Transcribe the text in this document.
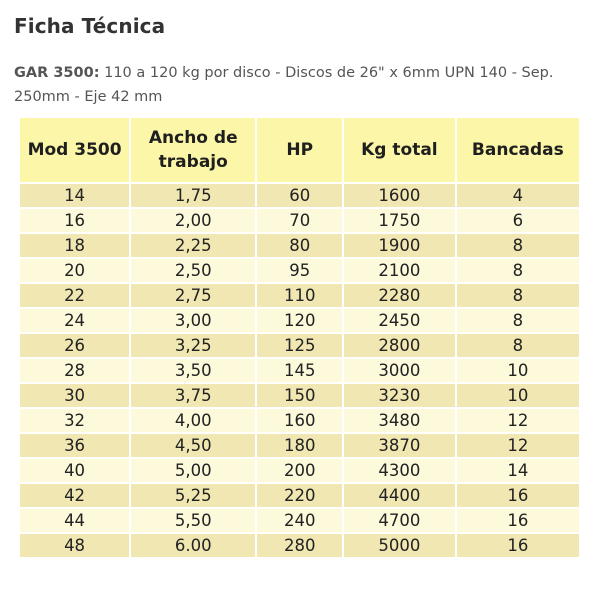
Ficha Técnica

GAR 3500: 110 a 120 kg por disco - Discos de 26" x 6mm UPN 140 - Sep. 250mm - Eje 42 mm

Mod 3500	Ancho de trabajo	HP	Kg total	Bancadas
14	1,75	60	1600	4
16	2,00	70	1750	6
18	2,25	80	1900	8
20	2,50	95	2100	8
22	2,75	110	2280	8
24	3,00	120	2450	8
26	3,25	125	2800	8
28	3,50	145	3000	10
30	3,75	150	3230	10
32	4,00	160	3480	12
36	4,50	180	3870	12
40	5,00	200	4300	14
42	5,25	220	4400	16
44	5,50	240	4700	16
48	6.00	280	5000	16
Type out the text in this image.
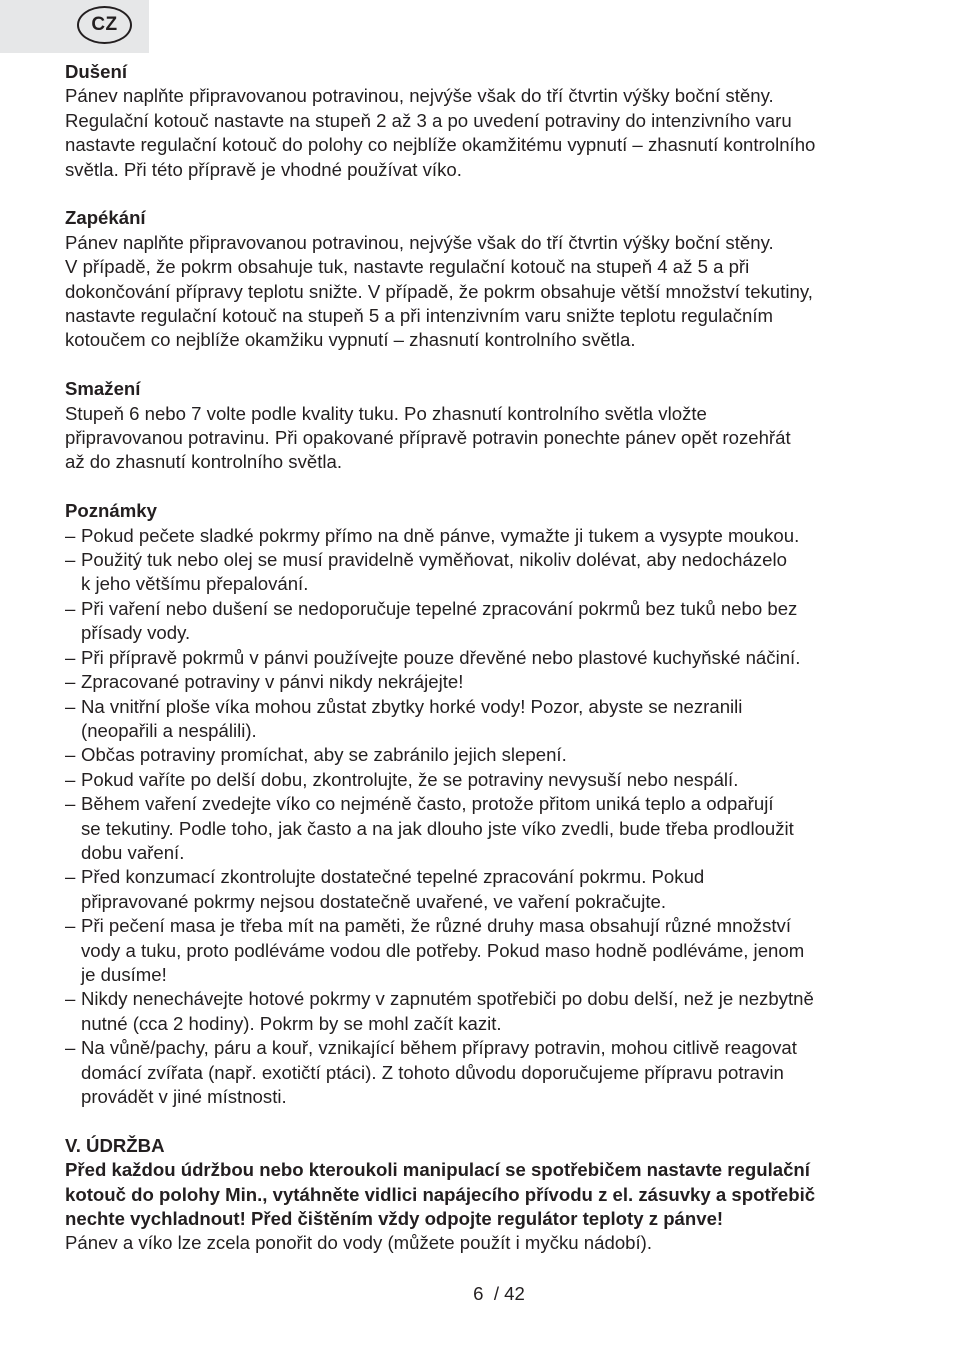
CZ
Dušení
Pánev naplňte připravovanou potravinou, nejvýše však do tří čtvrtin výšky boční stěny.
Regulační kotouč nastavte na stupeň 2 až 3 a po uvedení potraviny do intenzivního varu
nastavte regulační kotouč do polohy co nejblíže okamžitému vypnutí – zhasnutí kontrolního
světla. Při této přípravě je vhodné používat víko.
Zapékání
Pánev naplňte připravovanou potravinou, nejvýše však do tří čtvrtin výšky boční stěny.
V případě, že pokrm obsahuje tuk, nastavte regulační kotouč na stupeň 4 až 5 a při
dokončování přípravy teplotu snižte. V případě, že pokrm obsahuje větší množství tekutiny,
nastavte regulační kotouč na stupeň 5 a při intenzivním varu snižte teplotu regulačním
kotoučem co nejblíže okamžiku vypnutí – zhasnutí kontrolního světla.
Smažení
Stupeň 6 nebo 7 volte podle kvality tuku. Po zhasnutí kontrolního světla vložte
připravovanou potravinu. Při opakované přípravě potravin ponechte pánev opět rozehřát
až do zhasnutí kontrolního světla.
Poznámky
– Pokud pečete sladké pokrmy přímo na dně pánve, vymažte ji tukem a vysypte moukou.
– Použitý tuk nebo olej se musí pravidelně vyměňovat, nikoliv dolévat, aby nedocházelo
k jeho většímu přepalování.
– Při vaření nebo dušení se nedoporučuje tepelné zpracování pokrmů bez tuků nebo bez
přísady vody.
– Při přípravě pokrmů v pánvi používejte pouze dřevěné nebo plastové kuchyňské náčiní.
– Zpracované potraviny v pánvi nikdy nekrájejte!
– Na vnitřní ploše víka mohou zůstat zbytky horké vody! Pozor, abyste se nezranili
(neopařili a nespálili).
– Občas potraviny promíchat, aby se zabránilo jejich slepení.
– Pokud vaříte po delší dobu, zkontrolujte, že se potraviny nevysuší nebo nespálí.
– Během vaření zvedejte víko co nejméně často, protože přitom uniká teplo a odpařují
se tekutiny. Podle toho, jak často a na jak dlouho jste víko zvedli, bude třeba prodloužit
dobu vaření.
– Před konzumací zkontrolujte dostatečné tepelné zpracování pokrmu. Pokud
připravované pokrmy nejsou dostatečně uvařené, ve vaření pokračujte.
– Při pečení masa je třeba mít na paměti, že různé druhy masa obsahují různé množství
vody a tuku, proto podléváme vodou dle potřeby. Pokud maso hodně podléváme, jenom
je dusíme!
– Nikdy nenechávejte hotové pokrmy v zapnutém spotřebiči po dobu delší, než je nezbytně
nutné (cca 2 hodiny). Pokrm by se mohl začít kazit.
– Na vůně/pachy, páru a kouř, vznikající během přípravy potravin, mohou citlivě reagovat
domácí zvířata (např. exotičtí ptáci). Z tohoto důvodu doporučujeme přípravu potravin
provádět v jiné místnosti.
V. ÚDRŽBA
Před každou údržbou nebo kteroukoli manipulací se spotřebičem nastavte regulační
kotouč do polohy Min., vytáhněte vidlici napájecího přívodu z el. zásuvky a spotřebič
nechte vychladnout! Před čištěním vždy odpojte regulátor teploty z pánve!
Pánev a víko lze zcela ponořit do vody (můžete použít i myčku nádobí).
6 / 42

——

## Task instructions
Repeat the listing in full and exactly. Leave any pictures out.

## The response
Transcribe the text in this document.
Ficha Técnica

GAR 3500: 110 a 120 kg por disco - Discos de 26" x 6mm UPN 140 - Sep. 250mm - Eje 42 mm

Mod 3500	Ancho de trabajo	HP	Kg total	Bancadas
14	1,75	60	1600	4
16	2,00	70	1750	6
18	2,25	80	1900	8
20	2,50	95	2100	8
22	2,75	110	2280	8
24	3,00	120	2450	8
26	3,25	125	2800	8
28	3,50	145	3000	10
30	3,75	150	3230	10
32	4,00	160	3480	12
36	4,50	180	3870	12
40	5,00	200	4300	14
42	5,25	220	4400	16
44	5,50	240	4700	16
48	6.00	280	5000	16
Type out the text in this image.
CZ
Dušení
Pánev naplňte připravovanou potravinou, nejvýše však do tří čtvrtin výšky boční stěny.
Regulační kotouč nastavte na stupeň 2 až 3 a po uvedení potraviny do intenzivního varu
nastavte regulační kotouč do polohy co nejblíže okamžitému vypnutí – zhasnutí kontrolního
světla. Při této přípravě je vhodné používat víko.
Zapékání
Pánev naplňte připravovanou potravinou, nejvýše však do tří čtvrtin výšky boční stěny.
V případě, že pokrm obsahuje tuk, nastavte regulační kotouč na stupeň 4 až 5 a při
dokončování přípravy teplotu snižte. V případě, že pokrm obsahuje větší množství tekutiny,
nastavte regulační kotouč na stupeň 5 a při intenzivním varu snižte teplotu regulačním
kotoučem co nejblíže okamžiku vypnutí – zhasnutí kontrolního světla.
Smažení
Stupeň 6 nebo 7 volte podle kvality tuku. Po zhasnutí kontrolního světla vložte
připravovanou potravinu. Při opakované přípravě potravin ponechte pánev opět rozehřát
až do zhasnutí kontrolního světla.
Poznámky
– Pokud pečete sladké pokrmy přímo na dně pánve, vymažte ji tukem a vysypte moukou.
– Použitý tuk nebo olej se musí pravidelně vyměňovat, nikoliv dolévat, aby nedocházelo
k jeho většímu přepalování.
– Při vaření nebo dušení se nedoporučuje tepelné zpracování pokrmů bez tuků nebo bez
přísady vody.
– Při přípravě pokrmů v pánvi používejte pouze dřevěné nebo plastové kuchyňské náčiní.
– Zpracované potraviny v pánvi nikdy nekrájejte!
– Na vnitřní ploše víka mohou zůstat zbytky horké vody! Pozor, abyste se nezranili
(neopařili a nespálili).
– Občas potraviny promíchat, aby se zabránilo jejich slepení.
– Pokud vaříte po delší dobu, zkontrolujte, že se potraviny nevysuší nebo nespálí.
– Během vaření zvedejte víko co nejméně často, protože přitom uniká teplo a odpařují
se tekutiny. Podle toho, jak často a na jak dlouho jste víko zvedli, bude třeba prodloužit
dobu vaření.
– Před konzumací zkontrolujte dostatečné tepelné zpracování pokrmu. Pokud
připravované pokrmy nejsou dostatečně uvařené, ve vaření pokračujte.
– Při pečení masa je třeba mít na paměti, že různé druhy masa obsahují různé množství
vody a tuku, proto podléváme vodou dle potřeby. Pokud maso hodně podléváme, jenom
je dusíme!
– Nikdy nenechávejte hotové pokrmy v zapnutém spotřebiči po dobu delší, než je nezbytně
nutné (cca 2 hodiny). Pokrm by se mohl začít kazit.
– Na vůně/pachy, páru a kouř, vznikající během přípravy potravin, mohou citlivě reagovat
domácí zvířata (např. exotičtí ptáci). Z tohoto důvodu doporučujeme přípravu potravin
provádět v jiné místnosti.
V. ÚDRŽBA
Před každou údržbou nebo kteroukoli manipulací se spotřebičem nastavte regulační
kotouč do polohy Min., vytáhněte vidlici napájecího přívodu z el. zásuvky a spotřebič
nechte vychladnout! Před čištěním vždy odpojte regulátor teploty z pánve!
Pánev a víko lze zcela ponořit do vody (můžete použít i myčku nádobí).
6 / 42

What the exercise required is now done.